# What is required
Pick every line with "Cerro" from the material below.

# Dataset items
_ _ _ _ _

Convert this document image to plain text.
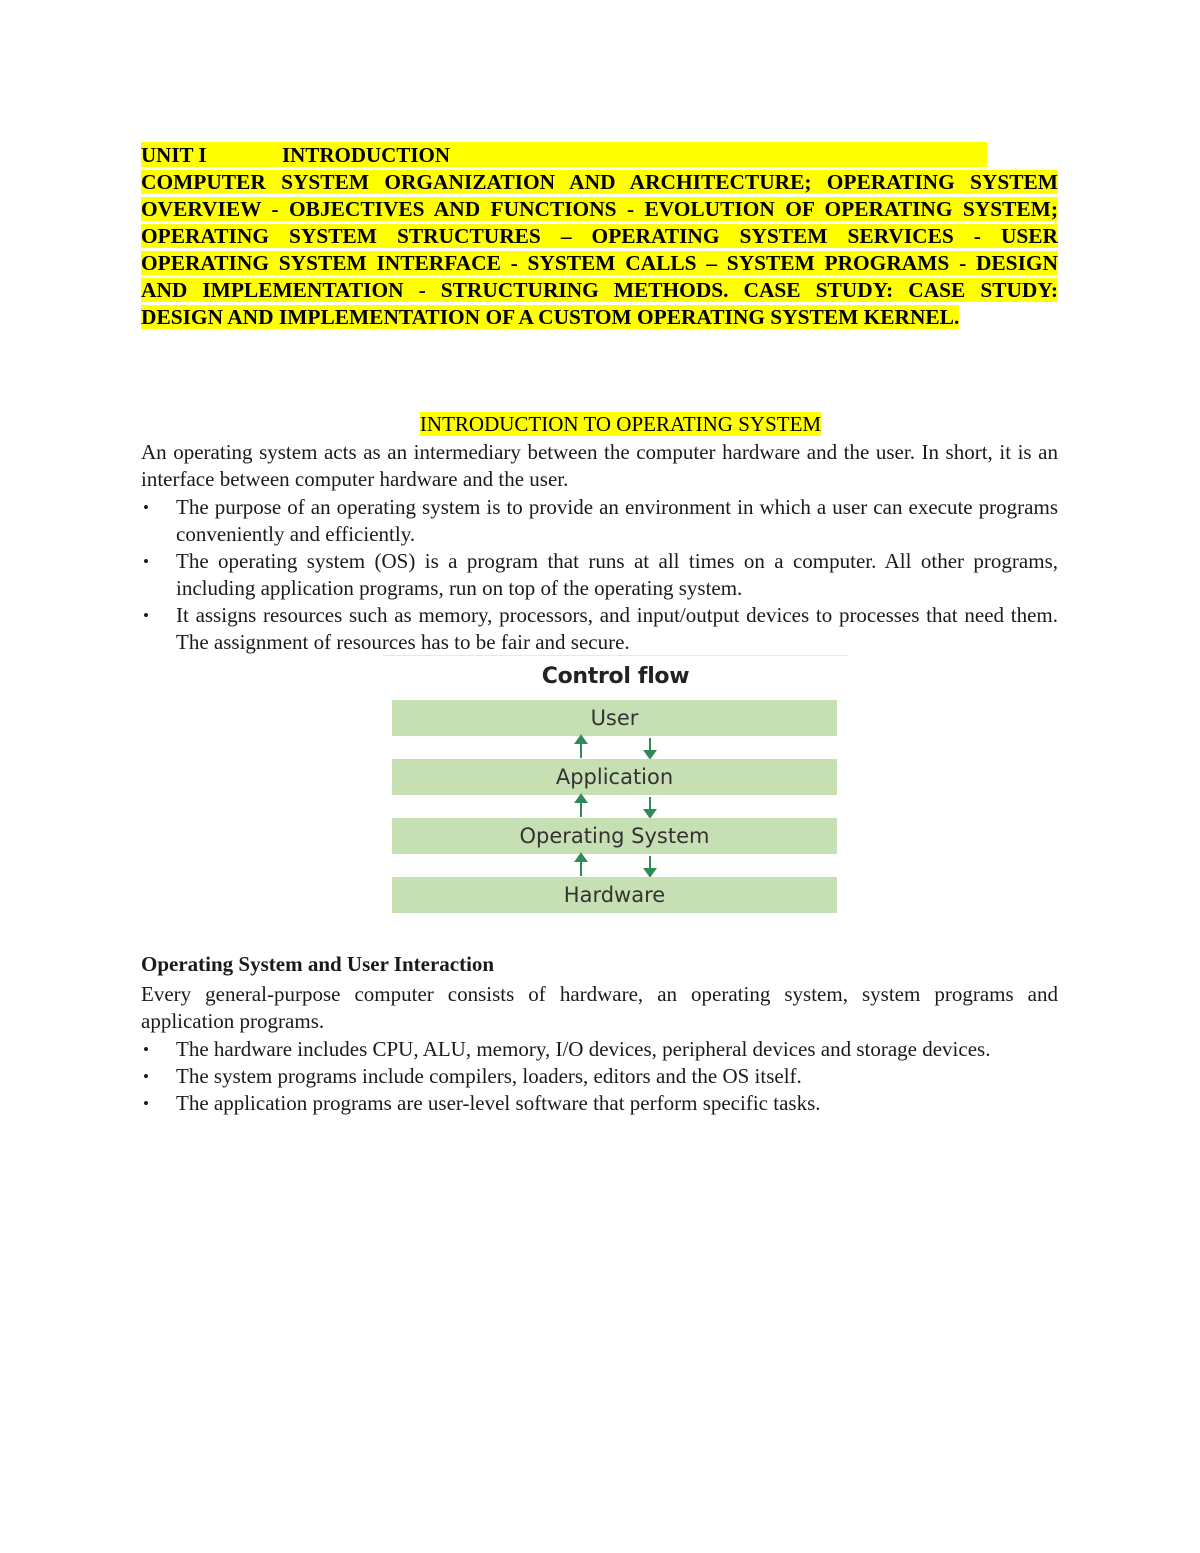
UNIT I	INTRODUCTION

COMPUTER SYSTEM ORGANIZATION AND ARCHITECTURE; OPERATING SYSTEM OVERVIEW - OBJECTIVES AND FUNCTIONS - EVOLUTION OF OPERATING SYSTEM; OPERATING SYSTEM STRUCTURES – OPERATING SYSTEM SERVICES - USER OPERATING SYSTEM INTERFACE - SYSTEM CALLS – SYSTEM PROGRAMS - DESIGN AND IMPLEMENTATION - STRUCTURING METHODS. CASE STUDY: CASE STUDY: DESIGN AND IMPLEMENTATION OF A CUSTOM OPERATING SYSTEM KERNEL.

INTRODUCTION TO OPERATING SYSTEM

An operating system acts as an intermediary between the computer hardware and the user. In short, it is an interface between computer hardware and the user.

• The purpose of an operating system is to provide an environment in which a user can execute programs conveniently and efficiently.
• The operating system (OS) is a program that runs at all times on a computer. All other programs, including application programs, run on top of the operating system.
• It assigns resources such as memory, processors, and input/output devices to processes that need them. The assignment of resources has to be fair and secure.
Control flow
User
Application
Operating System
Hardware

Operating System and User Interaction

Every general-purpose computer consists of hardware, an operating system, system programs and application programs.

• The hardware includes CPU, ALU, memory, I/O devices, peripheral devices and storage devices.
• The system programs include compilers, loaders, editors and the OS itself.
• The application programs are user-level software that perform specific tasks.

_ _ _ _ _

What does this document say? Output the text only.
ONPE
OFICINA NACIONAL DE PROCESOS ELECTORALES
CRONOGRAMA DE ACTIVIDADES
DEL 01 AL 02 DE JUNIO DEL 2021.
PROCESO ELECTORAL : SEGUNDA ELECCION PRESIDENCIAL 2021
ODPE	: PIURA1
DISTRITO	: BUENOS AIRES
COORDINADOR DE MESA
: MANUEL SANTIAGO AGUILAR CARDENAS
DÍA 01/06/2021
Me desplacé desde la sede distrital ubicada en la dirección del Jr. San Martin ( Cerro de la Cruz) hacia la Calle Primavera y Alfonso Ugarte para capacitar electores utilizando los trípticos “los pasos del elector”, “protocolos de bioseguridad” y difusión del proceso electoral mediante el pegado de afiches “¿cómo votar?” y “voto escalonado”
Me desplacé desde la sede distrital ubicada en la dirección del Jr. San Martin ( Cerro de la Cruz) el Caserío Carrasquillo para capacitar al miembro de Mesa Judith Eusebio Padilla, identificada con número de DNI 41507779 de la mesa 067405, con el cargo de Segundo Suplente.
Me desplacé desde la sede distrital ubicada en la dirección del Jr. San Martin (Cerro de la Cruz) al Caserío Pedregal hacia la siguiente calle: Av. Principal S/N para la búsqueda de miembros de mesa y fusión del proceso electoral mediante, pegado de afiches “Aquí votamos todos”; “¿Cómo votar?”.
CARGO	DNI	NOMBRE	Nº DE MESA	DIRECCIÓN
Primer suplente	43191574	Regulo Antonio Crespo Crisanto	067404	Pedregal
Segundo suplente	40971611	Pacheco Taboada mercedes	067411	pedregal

_ _ _ _ _

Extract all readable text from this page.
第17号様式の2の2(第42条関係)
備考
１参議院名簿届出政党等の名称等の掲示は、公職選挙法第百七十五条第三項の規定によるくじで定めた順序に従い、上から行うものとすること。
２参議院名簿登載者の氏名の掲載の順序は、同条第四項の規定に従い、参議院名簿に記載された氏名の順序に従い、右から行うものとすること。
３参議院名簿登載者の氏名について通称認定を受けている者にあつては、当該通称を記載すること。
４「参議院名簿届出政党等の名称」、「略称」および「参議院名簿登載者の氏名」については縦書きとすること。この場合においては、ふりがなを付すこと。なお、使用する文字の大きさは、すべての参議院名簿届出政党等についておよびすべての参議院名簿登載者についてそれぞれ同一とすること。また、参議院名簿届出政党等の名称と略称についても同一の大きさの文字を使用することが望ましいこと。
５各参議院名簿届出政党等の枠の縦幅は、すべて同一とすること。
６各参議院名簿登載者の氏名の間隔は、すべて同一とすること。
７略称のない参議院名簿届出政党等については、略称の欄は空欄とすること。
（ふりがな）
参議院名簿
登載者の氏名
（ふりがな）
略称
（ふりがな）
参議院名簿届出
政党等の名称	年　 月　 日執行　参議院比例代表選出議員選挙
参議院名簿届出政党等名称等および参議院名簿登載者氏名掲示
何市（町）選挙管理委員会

_ _ _ _ _

# The response
Me desplacé desde la sede distrital ubicada en la dirección del Jr. San Martin ( Cerro de la Cruz) hacia la Calle Primavera y Alfonso Ugarte para capacitar electores utilizando los trípticos “los pasos del elector”, “protocolos de bioseguridad” y difusión del proceso electoral mediante el pegado de afiches “¿cómo votar?” y “voto escalonado”
Me desplacé desde la sede distrital ubicada en la dirección del Jr. San Martin ( Cerro de la Cruz) el Caserío Carrasquillo para capacitar al miembro de Mesa Judith Eusebio Padilla, identificada con número de DNI 41507779 de la mesa 067405, con el cargo de Segundo Suplente.
Me desplacé desde la sede distrital ubicada en la dirección del Jr. San Martin (Cerro de la Cruz) al Caserío Pedregal hacia la siguiente calle: Av. Principal S/N para la búsqueda de miembros de mesa y fusión del proceso electoral mediante, pegado de afiches “Aquí votamos todos”; “¿Cómo votar?”.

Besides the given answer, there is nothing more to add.